■ **Your task**
Arrange the lines from the start of the items through the line containing "distance-input[interactable]: 9 (372, 327, 412, 346)", inclusive, as a JSON list of strings, one string per line and with blank lines left out.

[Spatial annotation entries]

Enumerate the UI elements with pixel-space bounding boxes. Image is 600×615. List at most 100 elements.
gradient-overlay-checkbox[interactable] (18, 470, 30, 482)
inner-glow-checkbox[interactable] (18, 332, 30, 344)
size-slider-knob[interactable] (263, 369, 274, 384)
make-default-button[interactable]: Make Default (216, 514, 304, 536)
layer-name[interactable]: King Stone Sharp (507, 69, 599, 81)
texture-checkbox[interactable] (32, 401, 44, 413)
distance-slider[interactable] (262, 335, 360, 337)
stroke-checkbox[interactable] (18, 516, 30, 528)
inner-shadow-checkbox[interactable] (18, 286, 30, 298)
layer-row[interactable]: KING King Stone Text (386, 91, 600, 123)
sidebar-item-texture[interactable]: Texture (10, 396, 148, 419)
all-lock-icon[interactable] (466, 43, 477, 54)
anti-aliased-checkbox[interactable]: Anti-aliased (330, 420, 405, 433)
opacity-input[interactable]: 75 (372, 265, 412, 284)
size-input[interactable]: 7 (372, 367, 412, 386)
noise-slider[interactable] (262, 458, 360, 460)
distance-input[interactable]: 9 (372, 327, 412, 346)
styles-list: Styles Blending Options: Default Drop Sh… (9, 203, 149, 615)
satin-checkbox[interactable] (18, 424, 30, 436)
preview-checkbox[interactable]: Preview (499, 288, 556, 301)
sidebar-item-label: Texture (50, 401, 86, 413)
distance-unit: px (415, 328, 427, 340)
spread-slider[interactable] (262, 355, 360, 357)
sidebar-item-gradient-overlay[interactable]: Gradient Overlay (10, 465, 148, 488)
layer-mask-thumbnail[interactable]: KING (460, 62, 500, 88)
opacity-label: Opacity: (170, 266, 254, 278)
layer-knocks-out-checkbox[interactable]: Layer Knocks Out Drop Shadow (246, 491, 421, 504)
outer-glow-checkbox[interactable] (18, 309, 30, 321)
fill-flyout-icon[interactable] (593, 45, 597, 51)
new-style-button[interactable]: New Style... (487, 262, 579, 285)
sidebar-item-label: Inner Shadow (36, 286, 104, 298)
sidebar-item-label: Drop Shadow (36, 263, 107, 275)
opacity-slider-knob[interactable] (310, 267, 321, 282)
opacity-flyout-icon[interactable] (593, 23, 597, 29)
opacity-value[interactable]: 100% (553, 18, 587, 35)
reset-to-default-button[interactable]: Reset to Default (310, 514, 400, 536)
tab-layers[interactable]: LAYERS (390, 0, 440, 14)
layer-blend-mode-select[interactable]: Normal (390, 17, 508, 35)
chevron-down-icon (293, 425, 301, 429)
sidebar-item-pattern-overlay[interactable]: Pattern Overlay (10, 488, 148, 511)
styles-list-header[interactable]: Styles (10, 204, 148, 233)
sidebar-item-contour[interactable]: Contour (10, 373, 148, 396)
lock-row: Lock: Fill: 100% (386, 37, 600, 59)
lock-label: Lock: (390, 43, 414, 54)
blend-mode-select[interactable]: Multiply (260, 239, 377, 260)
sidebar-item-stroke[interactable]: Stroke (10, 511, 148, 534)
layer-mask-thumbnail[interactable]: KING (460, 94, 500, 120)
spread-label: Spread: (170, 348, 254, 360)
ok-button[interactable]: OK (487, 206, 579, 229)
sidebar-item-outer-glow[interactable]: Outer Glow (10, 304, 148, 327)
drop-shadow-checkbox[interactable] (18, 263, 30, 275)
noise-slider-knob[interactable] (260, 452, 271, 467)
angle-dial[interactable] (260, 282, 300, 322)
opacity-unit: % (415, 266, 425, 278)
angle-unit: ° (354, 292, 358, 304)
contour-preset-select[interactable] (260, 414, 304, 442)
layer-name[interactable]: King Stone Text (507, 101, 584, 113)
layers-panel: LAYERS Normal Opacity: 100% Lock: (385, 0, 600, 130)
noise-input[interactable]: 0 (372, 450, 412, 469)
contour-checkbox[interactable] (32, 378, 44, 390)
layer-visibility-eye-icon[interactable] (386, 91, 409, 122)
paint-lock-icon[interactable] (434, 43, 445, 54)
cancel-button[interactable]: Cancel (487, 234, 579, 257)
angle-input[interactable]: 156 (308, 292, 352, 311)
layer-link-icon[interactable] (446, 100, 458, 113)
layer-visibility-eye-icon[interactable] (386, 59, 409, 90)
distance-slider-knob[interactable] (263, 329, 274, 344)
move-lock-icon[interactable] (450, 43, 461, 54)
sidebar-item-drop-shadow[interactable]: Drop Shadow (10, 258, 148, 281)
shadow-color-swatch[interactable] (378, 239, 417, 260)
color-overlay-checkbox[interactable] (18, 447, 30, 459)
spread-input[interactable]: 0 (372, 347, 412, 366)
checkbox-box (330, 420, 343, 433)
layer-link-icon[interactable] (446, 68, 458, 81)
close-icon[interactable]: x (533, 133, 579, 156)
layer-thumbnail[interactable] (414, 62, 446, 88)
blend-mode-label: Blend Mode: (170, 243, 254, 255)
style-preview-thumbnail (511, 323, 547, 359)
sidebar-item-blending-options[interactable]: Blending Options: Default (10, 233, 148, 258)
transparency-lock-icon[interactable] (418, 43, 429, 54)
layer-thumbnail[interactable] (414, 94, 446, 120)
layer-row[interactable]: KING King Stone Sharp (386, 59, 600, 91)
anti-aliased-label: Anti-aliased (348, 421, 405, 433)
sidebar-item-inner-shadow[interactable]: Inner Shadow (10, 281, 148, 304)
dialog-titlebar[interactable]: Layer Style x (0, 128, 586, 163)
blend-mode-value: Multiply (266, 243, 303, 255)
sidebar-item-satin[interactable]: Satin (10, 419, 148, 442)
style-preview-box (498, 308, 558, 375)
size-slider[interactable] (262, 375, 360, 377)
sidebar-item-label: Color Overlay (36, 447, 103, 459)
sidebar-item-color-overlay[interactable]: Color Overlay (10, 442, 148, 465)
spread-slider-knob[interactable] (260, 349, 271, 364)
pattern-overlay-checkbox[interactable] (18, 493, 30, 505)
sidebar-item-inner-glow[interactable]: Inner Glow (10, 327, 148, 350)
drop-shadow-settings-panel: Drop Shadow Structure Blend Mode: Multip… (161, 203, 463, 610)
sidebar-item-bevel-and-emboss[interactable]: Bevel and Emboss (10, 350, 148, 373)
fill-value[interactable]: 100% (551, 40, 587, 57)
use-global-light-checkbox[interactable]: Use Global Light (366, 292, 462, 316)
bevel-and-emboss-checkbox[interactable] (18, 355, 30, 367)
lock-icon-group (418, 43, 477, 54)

■ **Worked solution**
[
  "Enumerate the UI elements with pixel-space bounding boxes. Image is 600×615. List at most 100 elements.",
  "gradient-overlay-checkbox[interactable] (18, 470, 30, 482)",
  "inner-glow-checkbox[interactable] (18, 332, 30, 344)",
  "size-slider-knob[interactable] (263, 369, 274, 384)",
  "make-default-button[interactable]: Make Default (216, 514, 304, 536)",
  "layer-name[interactable]: King Stone Sharp (507, 69, 599, 81)",
  "texture-checkbox[interactable] (32, 401, 44, 413)",
  "distance-slider[interactable] (262, 335, 360, 337)",
  "stroke-checkbox[interactable] (18, 516, 30, 528)",
  "inner-shadow-checkbox[interactable] (18, 286, 30, 298)",
  "layer-row[interactable]: KING King Stone Text (386, 91, 600, 123)",
  "sidebar-item-texture[interactable]: Texture (10, 396, 148, 419)",
  "all-lock-icon[interactable] (466, 43, 477, 54)",
  "anti-aliased-checkbox[interactable]: Anti-aliased (330, 420, 405, 433)",
  "opacity-input[interactable]: 75 (372, 265, 412, 284)",
  "size-input[interactable]: 7 (372, 367, 412, 386)",
  "noise-slider[interactable] (262, 458, 360, 460)",
  "distance-input[interactable]: 9 (372, 327, 412, 346)"
]